_EXTRACTED DATA_:

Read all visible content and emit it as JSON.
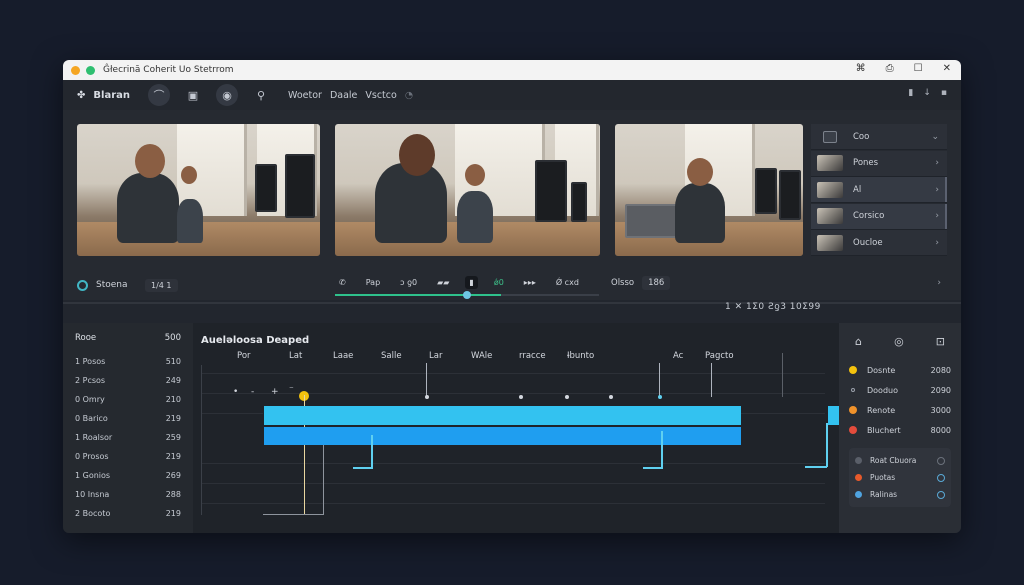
{
  "titlebar": {
    "title": "Ĝłecrinā Coherit Uo Stetrrom",
    "controls": [
      "⌘",
      "⎙",
      "☐",
      "✕"
    ],
    "traffic": [
      "#f5a623",
      "#2fbf71"
    ]
  },
  "toolbar": {
    "brand": "Blaran",
    "menus": [
      "Woetor",
      "Daale",
      "Vsctco"
    ],
    "right_items": [
      "▮",
      "↓",
      "▪"
    ]
  },
  "scenes": [
    {
      "label": "Coo",
      "type": "folder"
    },
    {
      "label": "Pones",
      "type": "clip"
    },
    {
      "label": "Al",
      "type": "clip",
      "active": true
    },
    {
      "label": "Corsico",
      "type": "clip",
      "active": true
    },
    {
      "label": "Oucloe",
      "type": "clip"
    }
  ],
  "transport": {
    "scene_name": "Stoena",
    "counter": "1/4 1",
    "controls": [
      "Pap",
      "ᴐ ƍ0",
      "▰▰",
      "▮",
      "ǿ0",
      "▸▸▸",
      "Ǿ cxd"
    ],
    "zoom_label": "Olsso",
    "zoom_value": "186",
    "progress": 0.63,
    "progress_knob": 0.5,
    "timecode": "1 ✕ 1Ʃ0  Ƨƍ3  10Ʃ99"
  },
  "tracks": {
    "header": [
      "Rooe",
      "500"
    ],
    "rows": [
      [
        "1 Posos",
        "510"
      ],
      [
        "2 Pcsos",
        "249"
      ],
      [
        "0 Omry",
        "210"
      ],
      [
        "0 Barico",
        "219"
      ],
      [
        "1 Roalsor",
        "259"
      ],
      [
        "0 Prosos",
        "219"
      ],
      [
        "1 Gonios",
        "269"
      ],
      [
        "10 Insna",
        "288"
      ],
      [
        "2 Bocoto",
        "219"
      ]
    ]
  },
  "timeline": {
    "title": "Aueləloosa Deaped",
    "ruler": [
      "Por",
      "Lat",
      "Laae",
      "Salle",
      "Lar",
      "WAle",
      "rracce",
      "Ɨbunto",
      "Ac",
      "Pagcto"
    ],
    "markers": [
      "•",
      "-",
      "+",
      "⁻"
    ]
  },
  "properties": {
    "icons": [
      "⌂",
      "◎",
      "⊡"
    ],
    "rows": [
      {
        "label": "Dosnte",
        "value": "2080",
        "color": "#f4c20d"
      },
      {
        "label": "Dooduo",
        "value": "2090",
        "color": "#2a2e35"
      },
      {
        "label": "Renote",
        "value": "3000",
        "color": "#f0922b"
      },
      {
        "label": "Bluchert",
        "value": "8000",
        "color": "#e34c3c"
      }
    ],
    "sub_title": "Roat Cbuora",
    "sub_rows": [
      {
        "label": "Puotas",
        "color": "#e85a2b"
      },
      {
        "label": "Ralinas",
        "color": "#4fa3e0"
      }
    ]
  }
}
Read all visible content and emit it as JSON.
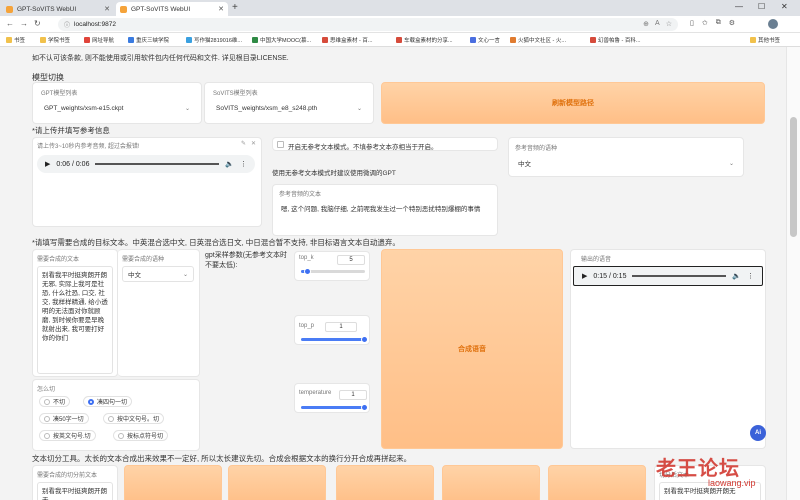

_WHAT IS BEING ASKED_: Set down the records in full and exactly. Do not carry over any image.

_ANSWER_:
Read all visible content and emit it as JSON.
{
  "titlebar": {
    "title": "Ĝłecrinā Coherit Uo Stetrrom",
    "controls": [
      "⌘",
      "⎙",
      "☐",
      "✕"
    ],
    "traffic": [
      "#f5a623",
      "#2fbf71"
    ]
  },
  "toolbar": {
    "brand": "Blaran",
    "menus": [
      "Woetor",
      "Daale",
      "Vsctco"
    ],
    "right_items": [
      "▮",
      "↓",
      "▪"
    ]
  },
  "scenes": [
    {
      "label": "Coo",
      "type": "folder"
    },
    {
      "label": "Pones",
      "type": "clip"
    },
    {
      "label": "Al",
      "type": "clip",
      "active": true
    },
    {
      "label": "Corsico",
      "type": "clip",
      "active": true
    },
    {
      "label": "Oucloe",
      "type": "clip"
    }
  ],
  "transport": {
    "scene_name": "Stoena",
    "counter": "1/4 1",
    "controls": [
      "Pap",
      "ᴐ ƍ0",
      "▰▰",
      "▮",
      "ǿ0",
      "▸▸▸",
      "Ǿ cxd"
    ],
    "zoom_label": "Olsso",
    "zoom_value": "186",
    "progress": 0.63,
    "progress_knob": 0.5,
    "timecode": "1 ✕ 1Ʃ0  Ƨƍ3  10Ʃ99"
  },
  "tracks": {
    "header": [
      "Rooe",
      "500"
    ],
    "rows": [
      [
        "1 Posos",
        "510"
      ],
      [
        "2 Pcsos",
        "249"
      ],
      [
        "0 Omry",
        "210"
      ],
      [
        "0 Barico",
        "219"
      ],
      [
        "1 Roalsor",
        "259"
      ],
      [
        "0 Prosos",
        "219"
      ],
      [
        "1 Gonios",
        "269"
      ],
      [
        "10 Insna",
        "288"
      ],
      [
        "2 Bocoto",
        "219"
      ]
    ]
  },
  "timeline": {
    "title": "Aueləloosa Deaped",
    "ruler": [
      "Por",
      "Lat",
      "Laae",
      "Salle",
      "Lar",
      "WAle",
      "rracce",
      "Ɨbunto",
      "Ac",
      "Pagcto"
    ],
    "markers": [
      "•",
      "-",
      "+",
      "⁻"
    ]
  },
  "properties": {
    "icons": [
      "⌂",
      "◎",
      "⊡"
    ],
    "rows": [
      {
        "label": "Dosnte",
        "value": "2080",
        "color": "#f4c20d"
      },
      {
        "label": "Dooduo",
        "value": "2090",
        "color": "#2a2e35"
      },
      {
        "label": "Renote",
        "value": "3000",
        "color": "#f0922b"
      },
      {
        "label": "Bluchert",
        "value": "8000",
        "color": "#e34c3c"
      }
    ],
    "sub_title": "Roat Cbuora",
    "sub_rows": [
      {
        "label": "Puotas",
        "color": "#e85a2b"
      },
      {
        "label": "Ralinas",
        "color": "#4fa3e0"
      }
    ]
  }
}
Read all visible content and emit it as JSON.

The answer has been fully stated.